▶ [EXTRACT PROVIDED]:

★ ★ ★

For positive class (mask = 1): $loss = -(1 - p_+)^\gamma \log p_+$

For negative class (mask = 0): $loss = -(1 - p_-)^\gamma \log p_-$

Where $p_+$ is the predicted probability and $p_+ + p_- = 1$.

Note, that the model predicts logits rather than probabilies. Use *sigmoid* activation and `average` aggregation.

In [None]:
class FocalLoss():
    def __init__(self, gamma=2):
        self.gamma = gamma

    def __call__(self, predicted, masks):
        if predicted.shape[1] != 1:
            raise ValueError("{} can't be applied to a multi-class problem".format(type(self)))
        predicted = predicted.squeeze(1)
            
        # predicted: float32, BHW.
        # masks: bool, BHW.

        # Your code starts here.
        p = torch.sigmoid(predicted)  # (B, H, W).
        np = 1 - p
        log_p = torch.nn.functional.logsigmoid(predicted)
        log_np = torch.nn.functional.logsigmoid(-predicted)
        pos_term = (np ** self.gamma) * log_p
        neg_term = (p ** self.gamma) * log_np
        loss = -torch.where(masks, pos_term, neg_term).mean()
        
        # The end of your code.
        
        return loss

check_focal_loss(FocalLoss)
print("OK")

In [None]:
%load_ext tensorboard
%tensorboard --logdir ./lightning_logs/

In [None]:
clean_memory()

model = Module(UNet(), FocalLoss())
trainer = pl.Trainer(max_epochs=10,
                     logger=pl.loggers.TensorBoardLogger("lightning_logs", name="FocalLoss"))
trainer.fit(model, data)
show_segmentations(model, data.valset)

### Assignment 4. Implement Dice Loss

$
\mathrm{DiceLoss} = -\log\frac{2\sum\limits_{i,j} x_{i,j} y_{i,j}}{\sum\limits_{i,j} x_{i, j} + y_{i,j}}
$

In [None]:
class DiceLoss():
    def __init__(self, focal_gamma=2):
        self.focal = FocalLoss(gamma=focal_gamma)
        
    def single_class_dice_loss(self, predicted, masks):
        if predicted.shape[1] != 1:
            raise ValueError("{} can't be applied to a multi-class problem".format(type(self)))
        predicted = predicted.squeeze(1)
            
        # predicted: float32, BHW.
        # masks: bool, BHW.

        # Your code starts here.
        masks = masks.float()
        p = torch.sigmoid(predicted)  # (B, H, W).
        double_intersection = 2 * (p * masks).sum()
        area_sum = p.sum() + masks.sum()
        loss = - double_intersection.clip(min=1e-6).log() + area_sum.clip(min=1e-6).log()
        
        # The end of your code.

★ ★ ★

▶ [REQUIRED ACTIONS]:
A. Switch "UNet" to "LinkNet" in the loss-function notebook, then write out the portion starting at "return loss" and ending at "model = Module(UNet(), FocalLoss())".
B. Restate word for word the labeled box rows, starting at the line that contains "autoplay-knob [451,525,463,537]" and ending at the line that contains "bookmark-favicon-icon [12,69,26,84]".

Labeled box rows:
★ ★ ★

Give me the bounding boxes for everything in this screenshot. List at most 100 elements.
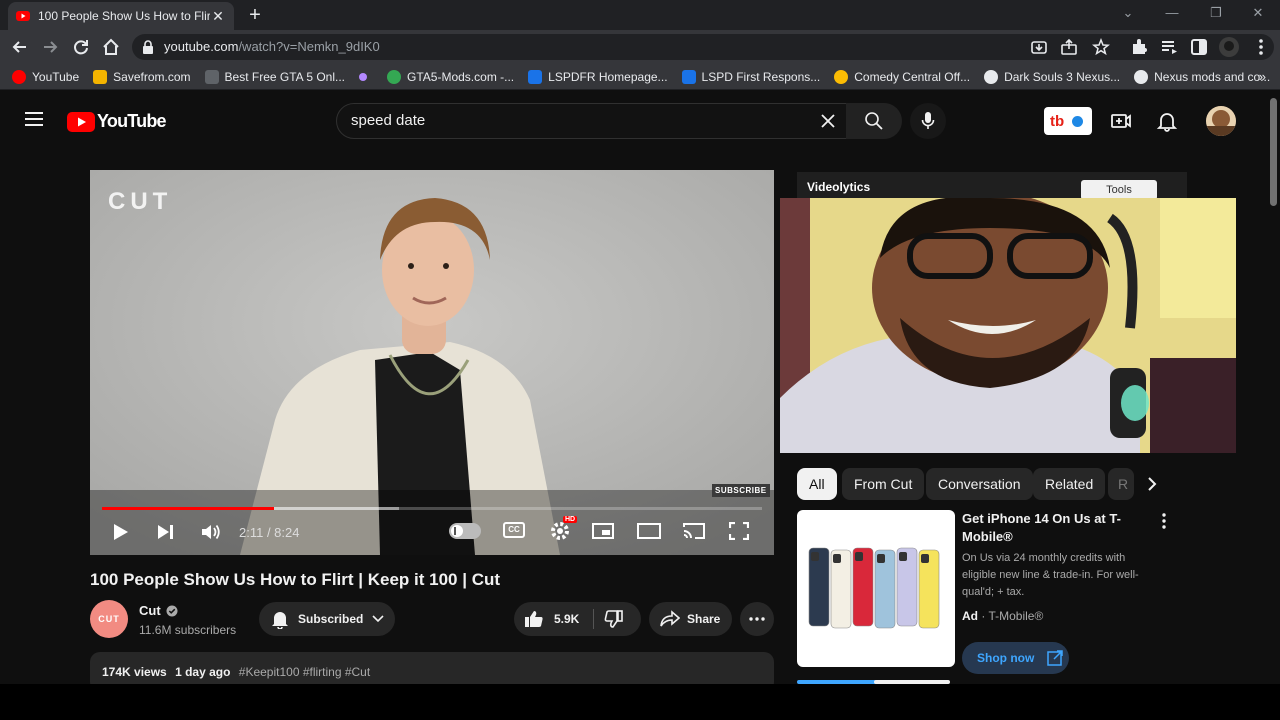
autoplay-knob [451,525,463,537]
next-video-icon[interactable] [156,523,176,541]
share-page-icon[interactable] [1060,38,1078,56]
back-arrow-icon[interactable] [9,36,31,58]
youtube-logo[interactable]: YouTube [67,111,167,132]
bookmark-favicon-icon [204,69,219,84]
tab-search-icon[interactable]: ⌄ [1108,0,1148,28]
install-app-icon[interactable] [1030,38,1048,56]
phone-shape [874,549,896,629]
video-player[interactable]: CUT SUBSCRIBE 2:11 / 8:24 CC HD [90,170,774,555]
play-icon[interactable] [112,522,130,542]
bookmark-item[interactable] [359,72,373,81]
miniplayer-icon[interactable] [592,523,614,539]
videolytics-bar: Videolytics Tools [797,172,1187,200]
like-button[interactable]: 5.9K [514,602,592,636]
share-button[interactable]: Share [649,602,732,636]
bookmark-item[interactable]: Best Free GTA 5 Onl... [204,69,345,84]
lock-icon[interactable] [142,40,154,54]
channel-avatar[interactable]: CUT [90,600,128,638]
bookmark-item[interactable]: Savefrom.com [93,69,191,84]
chip-partial[interactable]: R [1108,468,1134,500]
share-label: Share [687,612,721,626]
thumbs-down-icon[interactable] [604,609,624,629]
chip-related[interactable]: Related [1033,468,1106,500]
bookmark-item[interactable]: GTA5-Mods.com -... [387,69,514,84]
ad-thumbnail[interactable] [797,510,955,667]
create-video-icon[interactable] [1110,110,1132,132]
ad-advertiser: T-Mobile® [988,609,1044,623]
subscriber-count: 11.6M subscribers [139,623,237,637]
youtube-header: YouTube speed date tb [0,90,1268,154]
close-window-button[interactable]: ✕ [1238,0,1278,28]
page-scrollbar[interactable] [1268,90,1280,684]
bookmark-item[interactable]: Nexus mods and co... [1134,69,1270,84]
account-avatar[interactable] [1206,106,1236,136]
forward-arrow-icon[interactable] [39,36,61,58]
bookmark-item[interactable]: YouTube [12,69,79,84]
phone-shape [896,547,918,627]
bookmark-item[interactable]: Dark Souls 3 Nexus... [984,69,1120,84]
subscribed-button[interactable]: Subscribed [259,602,395,636]
autoplay-toggle[interactable] [449,523,481,539]
tools-dropdown[interactable]: Tools [1081,180,1157,200]
ad-label: Ad [962,609,978,623]
home-icon[interactable] [100,36,122,58]
bookmark-item[interactable]: LSPD First Respons... [681,69,820,84]
chip-conversation[interactable]: Conversation [926,468,1033,500]
bookmark-favicon-icon [12,69,26,84]
media-queue-icon[interactable] [1158,36,1180,58]
ad-menu-icon[interactable] [1156,512,1172,530]
letterbox-strip [0,684,1280,720]
bell-icon [270,609,290,629]
chips-next-chevron-icon[interactable] [1146,476,1158,492]
search-button[interactable] [846,103,902,139]
address-bar[interactable]: youtube.com/watch?v=Nemkn_9dIK0 [132,34,1274,60]
browser-menu-icon[interactable] [1250,36,1272,58]
new-tab-button[interactable]: + [244,4,266,26]
clear-search-icon[interactable] [819,112,837,130]
divider [593,609,594,629]
bookmarks-bar: YouTube Savefrom.com Best Free GTA 5 Onl… [0,64,1280,90]
fullscreen-icon[interactable] [729,522,749,540]
tab-close-icon[interactable]: ✕ [210,8,226,25]
settings-gear-icon[interactable] [549,520,571,542]
hashtags[interactable]: #Keepit100 #flirting #Cut [239,665,370,679]
bookmark-item[interactable]: LSPDFR Homepage... [528,69,668,84]
notifications-bell-icon[interactable] [1156,110,1178,132]
volume-icon[interactable] [200,522,222,542]
reload-icon[interactable] [70,36,92,58]
progress-bar[interactable] [102,507,762,510]
bookmark-star-icon[interactable] [1092,38,1110,56]
extensions-puzzle-icon[interactable] [1128,36,1150,58]
browser-tab[interactable]: 100 People Show Us How to Flirt ✕ [8,2,234,30]
captions-button[interactable]: CC [503,522,525,538]
scrollbar-thumb[interactable] [1270,98,1277,206]
voice-search-button[interactable] [910,103,946,139]
youtube-favicon-icon [16,11,30,21]
phone-shape [918,549,940,629]
tubebuddy-extension-button[interactable]: tb [1044,107,1092,135]
ad-meta: Ad · T-Mobile® [962,609,1043,623]
bookmark-item[interactable]: Comedy Central Off... [834,69,970,84]
status-dot-icon [1072,115,1084,127]
shop-now-button[interactable]: Shop now [962,642,1069,674]
search-input[interactable]: speed date [336,103,856,139]
shop-now-label: Shop now [977,651,1035,665]
minimize-button[interactable]: — [1152,0,1192,28]
bookmarks-overflow-icon[interactable]: » [1259,69,1266,84]
cast-icon[interactable] [682,522,706,540]
chip-from-cut[interactable]: From Cut [842,468,925,500]
subscribe-watermark[interactable]: SUBSCRIBE [712,484,770,497]
theater-mode-icon[interactable] [637,523,661,539]
more-actions-button[interactable] [740,602,774,636]
hamburger-menu-icon[interactable] [24,111,44,127]
facecam-image [780,198,1236,453]
bookmark-favicon-icon [984,69,999,84]
bookmark-favicon-icon [359,72,368,81]
restore-button[interactable]: ❐ [1196,0,1236,28]
side-panel-icon[interactable] [1188,36,1210,58]
extension-badge-text: tb [1050,112,1065,130]
ad-title[interactable]: Get iPhone 14 On Us at T-Mobile® [962,510,1152,546]
profile-avatar[interactable] [1218,36,1240,58]
chip-all[interactable]: All [797,468,837,500]
channel-name-row[interactable]: Cut [139,603,178,618]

★ ★ ★

▶ [ANSWERS TO THE EXERCISE]:
A.
return loss

check_focal_loss(FocalLoss)
print("OK")

In [None]:
%load_ext tensorboard
%tensorboard --logdir ./lightning_logs/

In [None]:
clean_memory()

model = Module(LinkNet(), FocalLoss())

B.
autoplay-knob [451,525,463,537]
next-video-icon[interactable] [156,523,176,541]
share-page-icon[interactable] [1060,38,1078,56]
back-arrow-icon[interactable] [9,36,31,58]
youtube-logo[interactable]: YouTube [67,111,167,132]
bookmark-favicon-icon [204,69,219,84]
tab-search-icon[interactable]: ⌄ [1108,0,1148,28]
install-app-icon[interactable] [1030,38,1048,56]
phone-shape [874,549,896,629]
video-player[interactable]: CUT SUBSCRIBE 2:11 / 8:24 CC HD [90,170,774,555]
play-icon[interactable] [112,522,130,542]
bookmark-item[interactable] [359,72,373,81]
miniplayer-icon[interactable] [592,523,614,539]
videolytics-bar: Videolytics Tools [797,172,1187,200]
like-button[interactable]: 5.9K [514,602,592,636]
share-button[interactable]: Share [649,602,732,636]
bookmark-item[interactable]: Best Free GTA 5 Onl... [204,69,345,84]
lock-icon[interactable] [142,40,154,54]
channel-avatar[interactable]: CUT [90,600,128,638]
bookmark-item[interactable]: Savefrom.com [93,69,191,84]
chip-partial[interactable]: R [1108,468,1134,500]
share-label: Share [687,612,721,626]
thumbs-down-icon[interactable] [604,609,624,629]
chip-related[interactable]: Related [1033,468,1106,500]
bookmark-item[interactable]: GTA5-Mods.com -... [387,69,514,84]
ad-thumbnail[interactable] [797,510,955,667]
create-video-icon[interactable] [1110,110,1132,132]
ad-advertiser: T-Mobile® [988,609,1044,623]
subscriber-count: 11.6M subscribers [139,623,237,637]
youtube-header: YouTube speed date tb [0,90,1268,154]
close-window-button[interactable]: ✕ [1238,0,1278,28]
page-scrollbar[interactable] [1268,90,1280,684]
bookmark-item[interactable]: Nexus mods and co... [1134,69,1270,84]
account-avatar[interactable] [1206,106,1236,136]
forward-arrow-icon[interactable] [39,36,61,58]
bookmark-item[interactable]: YouTube [12,69,79,84]
phone-shape [896,547,918,627]
bookmark-item[interactable]: Dark Souls 3 Nexus... [984,69,1120,84]
subscribed-button[interactable]: Subscribed [259,602,395,636]
autoplay-toggle[interactable] [449,523,481,539]
tools-dropdown[interactable]: Tools [1081,180,1157,200]
ad-label: Ad [962,609,978,623]
home-icon[interactable] [100,36,122,58]
bookmark-item[interactable]: LSPD First Respons... [681,69,820,84]
chip-conversation[interactable]: Conversation [926,468,1033,500]
bookmark-favicon-icon [12,69,26,84]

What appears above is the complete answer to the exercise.